▶ [DIRECTIONS]: Leave out the pictures and transcribe everything else exactly.

▶ [DATASET ENTRIES]:
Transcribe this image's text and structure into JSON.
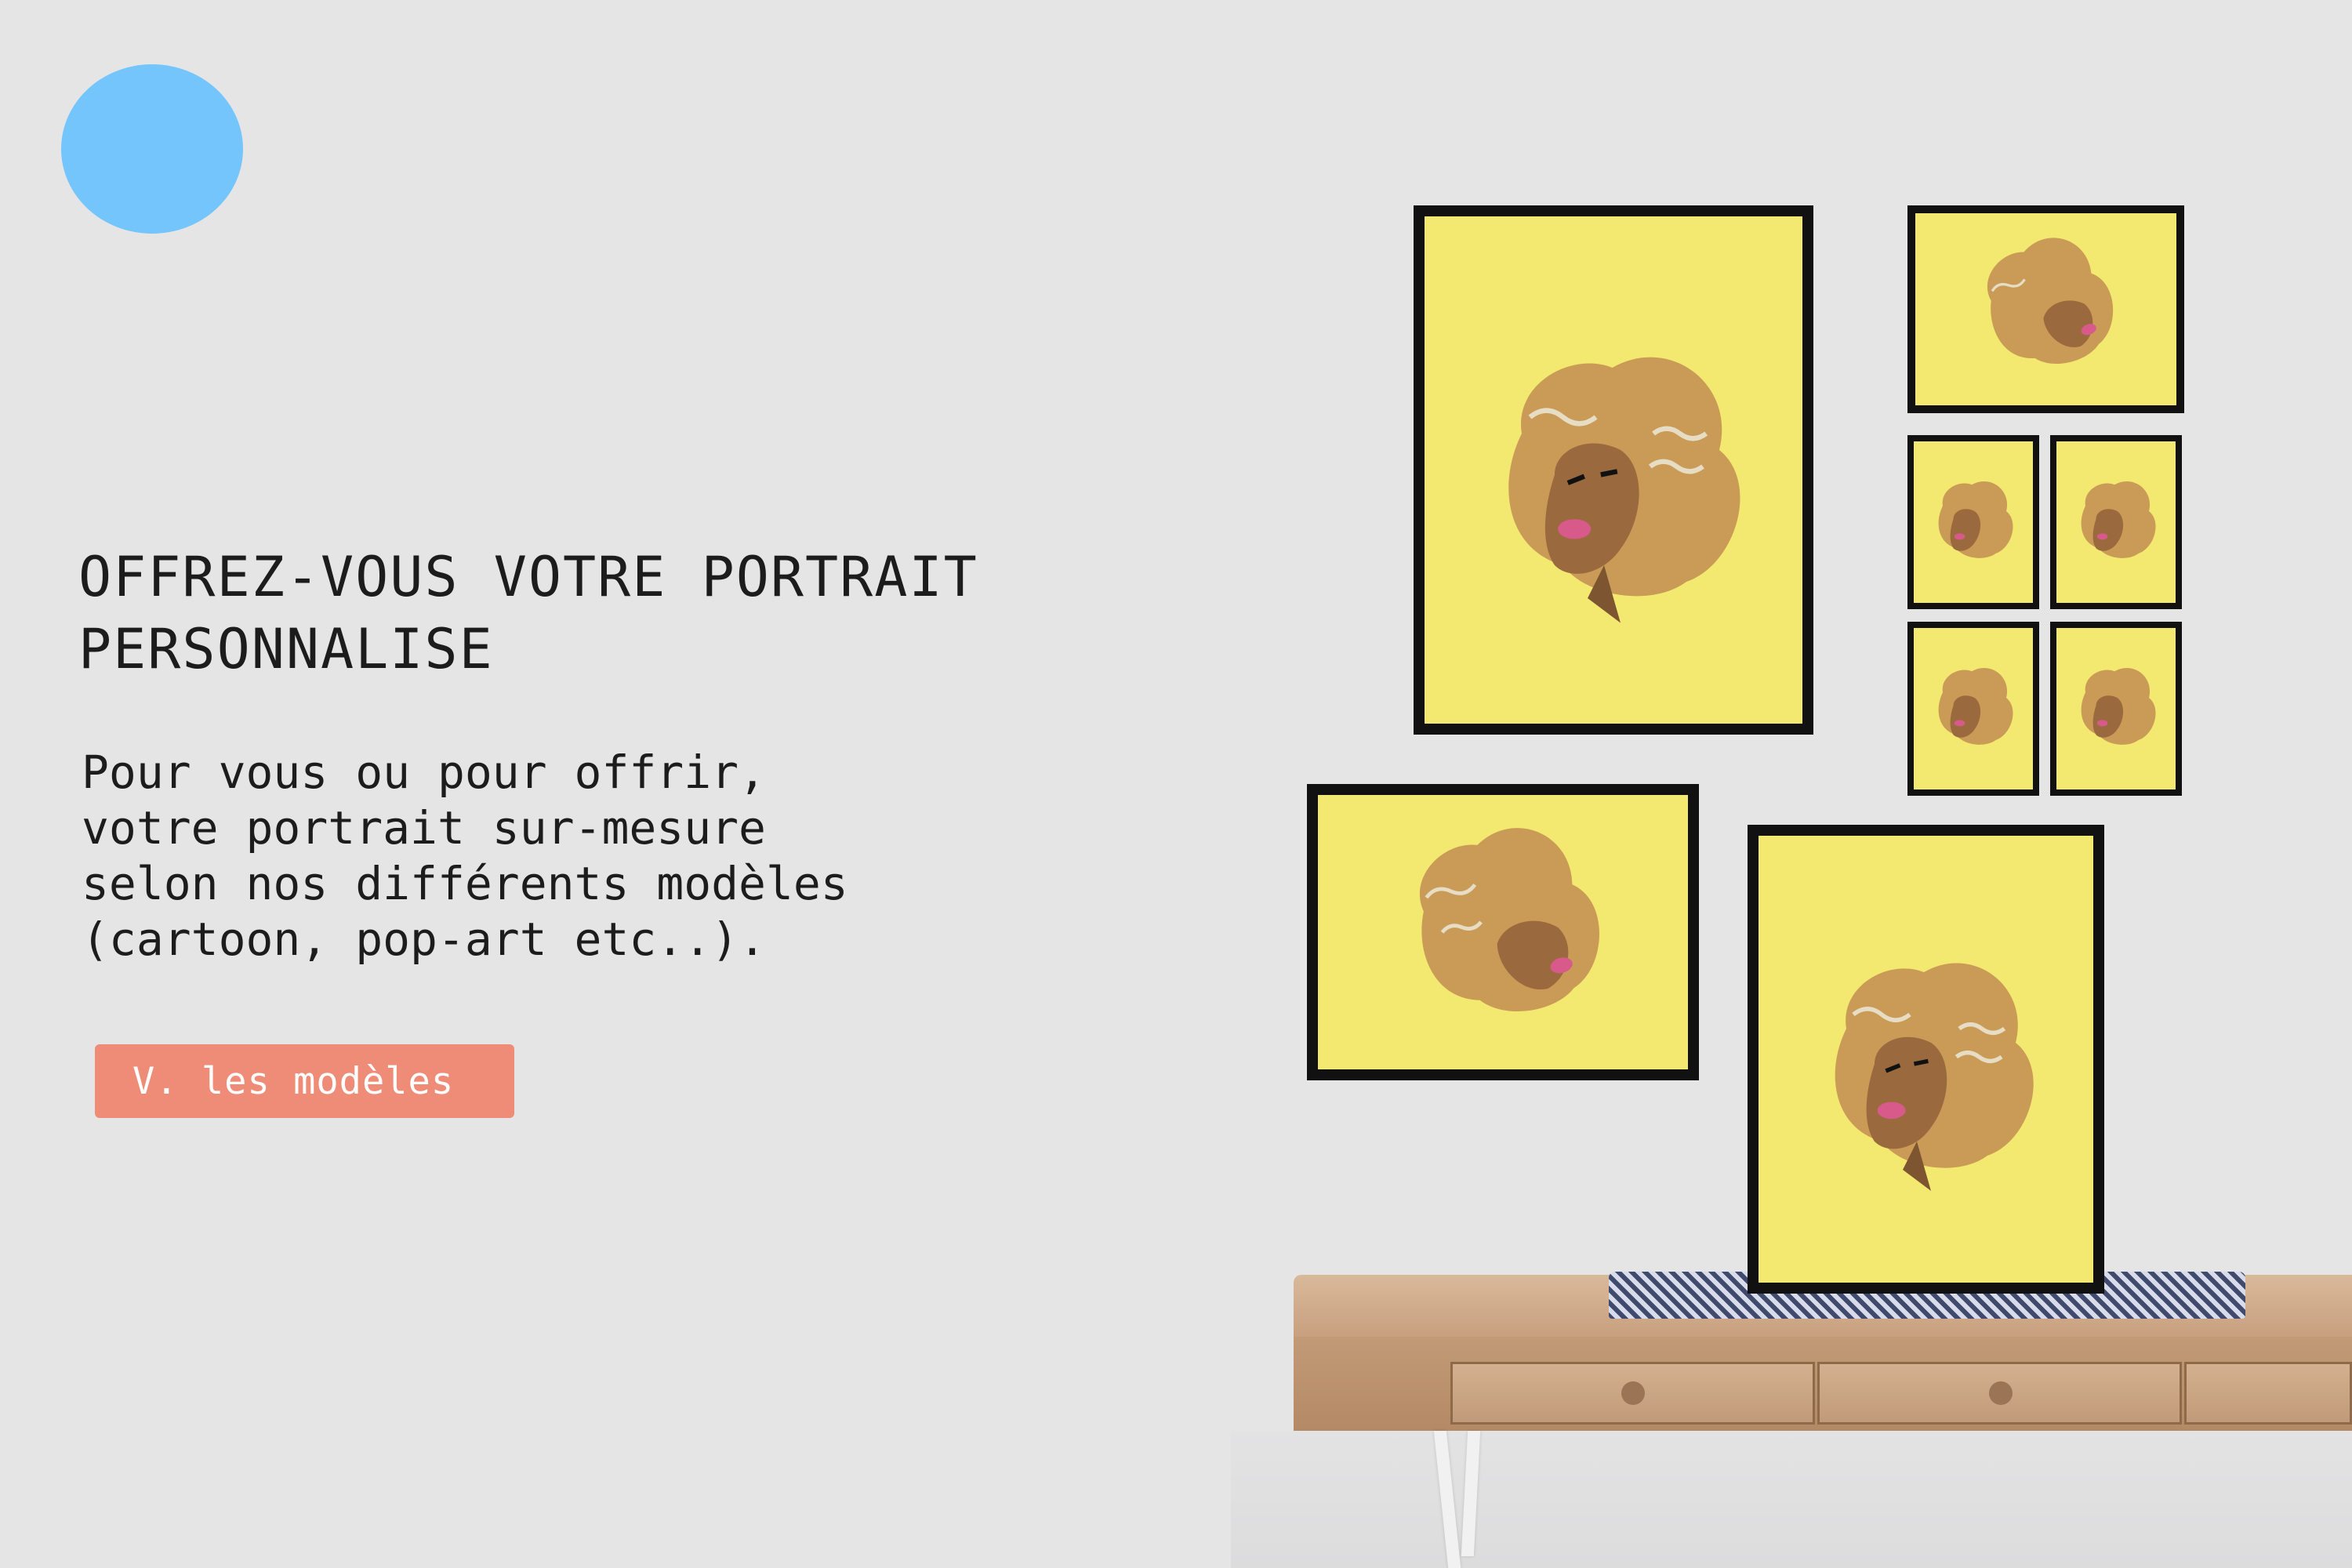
{
  "brand": {
    "logo_icon": "circle-logo-icon",
    "color": "#74c5fb"
  },
  "hero": {
    "title_lines": [
      "OFFREZ-VOUS VOTRE PORTRAIT",
      "PERSONNALISE"
    ],
    "text_lines": [
      "Pour vous ou pour offrir,",
      "votre portrait sur-mesure",
      "selon nos différents modèles",
      "(cartoon, pop-art etc..)."
    ],
    "cta_label": "V. les modèles",
    "cta_color": "#ef8c78"
  },
  "scene": {
    "art_background": "#f3e970",
    "frame_color": "#111111",
    "subject": "portrait-illustration-icon",
    "furniture": "wooden-desk"
  }
}
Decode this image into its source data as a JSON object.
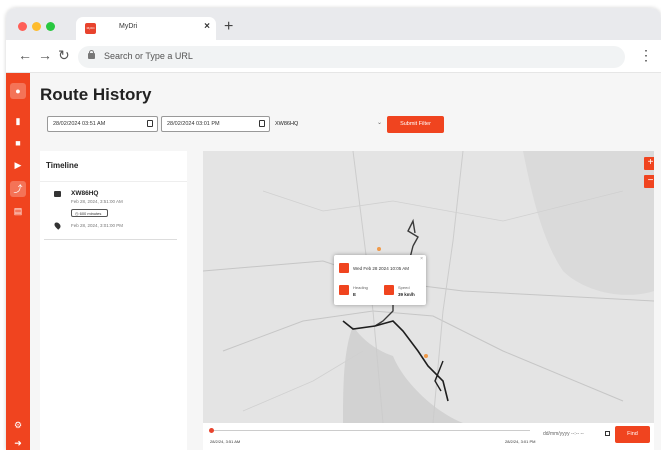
{
  "browser": {
    "tab_title": "MyDri",
    "tab_favicon_text": "MyDri",
    "new_tab": "+",
    "close": "×",
    "url_placeholder": "Search or Type a URL",
    "traffic_light_colors": [
      "#ff5f57",
      "#febc2e",
      "#28c840"
    ]
  },
  "app": {
    "accent_color": "#f0441f",
    "sidebar_icons": [
      "user-icon",
      "bus-icon",
      "building-icon",
      "video-icon",
      "route-icon",
      "document-icon",
      "settings-icon",
      "logout-icon"
    ],
    "page_title": "Route History",
    "filters": {
      "start_datetime": "28/02/2024 03:51 AM",
      "end_datetime": "28/02/2024 03:01 PM",
      "vehicle": "XW86HQ",
      "submit_label": "Submit Filter"
    },
    "timeline": {
      "title": "Timeline",
      "vehicle": "XW86HQ",
      "start_time": "Feb 28, 2024, 3:51:00 AM",
      "duration": "600 minutes",
      "end_time": "Feb 28, 2024, 3:01:00 PM"
    },
    "map": {
      "zoom_in": "+",
      "zoom_out": "−",
      "popup": {
        "datetime": "Wed Feb 28 2024 10:05 AM",
        "heading_label": "Heading",
        "heading_value": "E",
        "speed_label": "Speed",
        "speed_value": "39 km/h",
        "close": "×"
      },
      "player": {
        "start_label": "28/2/24, 3:51 AM",
        "end_label": "28/2/24, 3:01 PM",
        "progress": 0,
        "date_placeholder": "dd/mm/yyyy --:-- --",
        "find_label": "Find"
      }
    }
  }
}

▶ [EXERCISE RESULT]:
Transcribe this image's text and structure into JSON.
{
  "brand": {
    "logo_icon": "circle-logo-icon",
    "color": "#74c5fb"
  },
  "hero": {
    "title_lines": [
      "OFFREZ-VOUS VOTRE PORTRAIT",
      "PERSONNALISE"
    ],
    "text_lines": [
      "Pour vous ou pour offrir,",
      "votre portrait sur-mesure",
      "selon nos différents modèles",
      "(cartoon, pop-art etc..)."
    ],
    "cta_label": "V. les modèles",
    "cta_color": "#ef8c78"
  },
  "scene": {
    "art_background": "#f3e970",
    "frame_color": "#111111",
    "subject": "portrait-illustration-icon",
    "furniture": "wooden-desk"
  }
}
Decode this image into its source data as a JSON object.
{
  "browser": {
    "tab_title": "MyDri",
    "tab_favicon_text": "MyDri",
    "new_tab": "+",
    "close": "×",
    "url_placeholder": "Search or Type a URL",
    "traffic_light_colors": [
      "#ff5f57",
      "#febc2e",
      "#28c840"
    ]
  },
  "app": {
    "accent_color": "#f0441f",
    "sidebar_icons": [
      "user-icon",
      "bus-icon",
      "building-icon",
      "video-icon",
      "route-icon",
      "document-icon",
      "settings-icon",
      "logout-icon"
    ],
    "page_title": "Route History",
    "filters": {
      "start_datetime": "28/02/2024 03:51 AM",
      "end_datetime": "28/02/2024 03:01 PM",
      "vehicle": "XW86HQ",
      "submit_label": "Submit Filter"
    },
    "timeline": {
      "title": "Timeline",
      "vehicle": "XW86HQ",
      "start_time": "Feb 28, 2024, 3:51:00 AM",
      "duration": "600 minutes",
      "end_time": "Feb 28, 2024, 3:01:00 PM"
    },
    "map": {
      "zoom_in": "+",
      "zoom_out": "−",
      "popup": {
        "datetime": "Wed Feb 28 2024 10:05 AM",
        "heading_label": "Heading",
        "heading_value": "E",
        "speed_label": "Speed",
        "speed_value": "39 km/h",
        "close": "×"
      },
      "player": {
        "start_label": "28/2/24, 3:51 AM",
        "end_label": "28/2/24, 3:01 PM",
        "progress": 0,
        "date_placeholder": "dd/mm/yyyy --:-- --",
        "find_label": "Find"
      }
    }
  }
}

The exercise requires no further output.